INSTRUCTIONS FOR THE TASK.
Of all the lines in the records below, how many hold the word "background"? Give the number alone.

DATASET EXTRACT.

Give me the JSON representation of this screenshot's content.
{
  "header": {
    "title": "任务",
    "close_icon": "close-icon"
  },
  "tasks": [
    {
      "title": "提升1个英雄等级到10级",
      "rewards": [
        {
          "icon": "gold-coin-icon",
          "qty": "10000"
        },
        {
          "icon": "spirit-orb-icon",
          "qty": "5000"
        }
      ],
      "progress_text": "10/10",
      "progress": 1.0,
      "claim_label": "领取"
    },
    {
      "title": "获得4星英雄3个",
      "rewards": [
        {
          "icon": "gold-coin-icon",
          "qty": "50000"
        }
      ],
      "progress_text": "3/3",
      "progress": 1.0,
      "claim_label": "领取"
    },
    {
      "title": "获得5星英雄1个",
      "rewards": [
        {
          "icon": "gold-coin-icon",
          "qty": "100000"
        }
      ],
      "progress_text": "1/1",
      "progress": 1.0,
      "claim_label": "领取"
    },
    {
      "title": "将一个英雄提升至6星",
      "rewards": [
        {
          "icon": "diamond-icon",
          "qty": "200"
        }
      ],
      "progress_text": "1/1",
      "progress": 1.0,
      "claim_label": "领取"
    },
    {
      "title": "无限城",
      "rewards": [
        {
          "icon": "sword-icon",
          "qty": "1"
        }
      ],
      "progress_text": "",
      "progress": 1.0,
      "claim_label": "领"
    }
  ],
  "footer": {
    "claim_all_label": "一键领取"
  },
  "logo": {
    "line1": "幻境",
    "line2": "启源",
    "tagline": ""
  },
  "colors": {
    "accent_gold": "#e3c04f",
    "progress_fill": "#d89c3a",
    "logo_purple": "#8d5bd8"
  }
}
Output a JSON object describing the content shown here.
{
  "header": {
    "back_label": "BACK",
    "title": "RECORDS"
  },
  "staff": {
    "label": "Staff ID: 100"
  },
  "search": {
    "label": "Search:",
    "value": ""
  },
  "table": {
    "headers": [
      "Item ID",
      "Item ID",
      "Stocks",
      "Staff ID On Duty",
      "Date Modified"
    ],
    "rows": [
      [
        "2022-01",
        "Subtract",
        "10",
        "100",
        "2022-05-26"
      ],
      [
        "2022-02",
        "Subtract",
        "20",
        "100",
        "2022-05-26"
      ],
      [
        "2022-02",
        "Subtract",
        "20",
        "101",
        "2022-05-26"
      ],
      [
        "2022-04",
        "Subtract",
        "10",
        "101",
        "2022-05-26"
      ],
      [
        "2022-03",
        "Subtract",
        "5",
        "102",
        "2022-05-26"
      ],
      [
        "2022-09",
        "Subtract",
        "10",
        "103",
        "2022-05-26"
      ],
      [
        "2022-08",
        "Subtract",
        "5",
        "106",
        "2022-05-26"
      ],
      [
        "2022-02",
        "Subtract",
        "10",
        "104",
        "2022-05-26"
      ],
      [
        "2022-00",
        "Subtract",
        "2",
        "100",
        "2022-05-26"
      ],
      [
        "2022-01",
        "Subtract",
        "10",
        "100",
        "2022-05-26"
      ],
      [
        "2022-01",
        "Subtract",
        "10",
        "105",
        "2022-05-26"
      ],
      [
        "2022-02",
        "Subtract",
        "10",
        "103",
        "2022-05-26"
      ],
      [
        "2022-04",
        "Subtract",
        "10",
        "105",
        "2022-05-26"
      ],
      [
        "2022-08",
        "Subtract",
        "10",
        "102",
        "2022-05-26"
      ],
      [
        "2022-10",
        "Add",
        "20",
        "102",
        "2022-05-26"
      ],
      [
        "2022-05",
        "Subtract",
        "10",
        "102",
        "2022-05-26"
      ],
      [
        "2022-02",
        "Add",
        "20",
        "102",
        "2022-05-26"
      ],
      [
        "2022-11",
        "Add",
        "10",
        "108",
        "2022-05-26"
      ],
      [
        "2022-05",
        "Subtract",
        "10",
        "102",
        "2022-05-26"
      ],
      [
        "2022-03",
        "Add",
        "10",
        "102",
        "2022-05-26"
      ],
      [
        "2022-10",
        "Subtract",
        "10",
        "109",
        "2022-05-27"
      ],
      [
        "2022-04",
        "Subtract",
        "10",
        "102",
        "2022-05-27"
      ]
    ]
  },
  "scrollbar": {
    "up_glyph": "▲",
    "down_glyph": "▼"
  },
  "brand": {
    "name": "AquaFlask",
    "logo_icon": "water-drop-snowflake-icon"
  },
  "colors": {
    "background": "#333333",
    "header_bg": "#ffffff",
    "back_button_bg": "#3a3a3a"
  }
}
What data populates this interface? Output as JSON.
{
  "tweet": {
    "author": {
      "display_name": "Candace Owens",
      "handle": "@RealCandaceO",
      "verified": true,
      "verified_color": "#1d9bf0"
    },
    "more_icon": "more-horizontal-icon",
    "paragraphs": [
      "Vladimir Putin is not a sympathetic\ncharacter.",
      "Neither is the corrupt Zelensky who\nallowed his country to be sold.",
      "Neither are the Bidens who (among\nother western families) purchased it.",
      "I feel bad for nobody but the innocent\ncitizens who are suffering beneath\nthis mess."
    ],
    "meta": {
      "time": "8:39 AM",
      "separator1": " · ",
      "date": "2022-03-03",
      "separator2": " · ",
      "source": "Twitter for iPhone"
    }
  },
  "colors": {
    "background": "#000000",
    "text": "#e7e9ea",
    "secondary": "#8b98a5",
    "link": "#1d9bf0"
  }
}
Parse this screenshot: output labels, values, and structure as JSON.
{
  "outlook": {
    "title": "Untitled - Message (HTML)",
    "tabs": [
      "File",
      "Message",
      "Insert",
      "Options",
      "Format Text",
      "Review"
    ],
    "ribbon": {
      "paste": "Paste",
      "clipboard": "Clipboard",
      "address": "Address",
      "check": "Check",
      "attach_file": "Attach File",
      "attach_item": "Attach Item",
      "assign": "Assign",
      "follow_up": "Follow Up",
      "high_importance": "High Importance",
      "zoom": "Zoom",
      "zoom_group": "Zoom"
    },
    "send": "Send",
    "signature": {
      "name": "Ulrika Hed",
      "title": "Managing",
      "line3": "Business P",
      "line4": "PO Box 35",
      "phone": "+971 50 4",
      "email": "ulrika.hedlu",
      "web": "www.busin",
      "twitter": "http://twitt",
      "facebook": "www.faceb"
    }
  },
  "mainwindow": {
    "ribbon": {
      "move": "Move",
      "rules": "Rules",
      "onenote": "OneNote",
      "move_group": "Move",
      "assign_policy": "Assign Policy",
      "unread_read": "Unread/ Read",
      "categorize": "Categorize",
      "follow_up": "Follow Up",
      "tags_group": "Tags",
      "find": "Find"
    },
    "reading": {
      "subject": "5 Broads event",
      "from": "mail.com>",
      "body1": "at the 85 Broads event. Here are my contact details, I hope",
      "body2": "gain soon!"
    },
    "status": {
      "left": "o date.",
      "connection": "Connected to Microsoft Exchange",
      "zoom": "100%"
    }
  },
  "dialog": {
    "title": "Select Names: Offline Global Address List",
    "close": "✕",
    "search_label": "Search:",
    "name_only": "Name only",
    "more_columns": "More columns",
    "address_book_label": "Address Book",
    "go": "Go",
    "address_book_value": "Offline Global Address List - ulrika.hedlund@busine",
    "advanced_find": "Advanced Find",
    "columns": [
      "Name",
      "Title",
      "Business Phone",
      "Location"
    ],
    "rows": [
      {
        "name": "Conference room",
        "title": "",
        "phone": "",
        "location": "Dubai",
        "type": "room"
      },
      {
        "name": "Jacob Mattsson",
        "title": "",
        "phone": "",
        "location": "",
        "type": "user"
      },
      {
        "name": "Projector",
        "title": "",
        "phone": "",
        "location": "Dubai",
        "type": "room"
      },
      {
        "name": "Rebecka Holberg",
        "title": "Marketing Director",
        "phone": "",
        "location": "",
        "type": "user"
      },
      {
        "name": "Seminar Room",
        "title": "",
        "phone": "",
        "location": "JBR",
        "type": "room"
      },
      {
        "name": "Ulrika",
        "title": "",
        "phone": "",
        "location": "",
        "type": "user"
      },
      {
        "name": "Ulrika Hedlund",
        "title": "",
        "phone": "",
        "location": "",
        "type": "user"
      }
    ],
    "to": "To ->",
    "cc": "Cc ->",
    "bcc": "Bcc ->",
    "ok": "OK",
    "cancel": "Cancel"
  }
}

RESULT OF THE EXERCISE.
2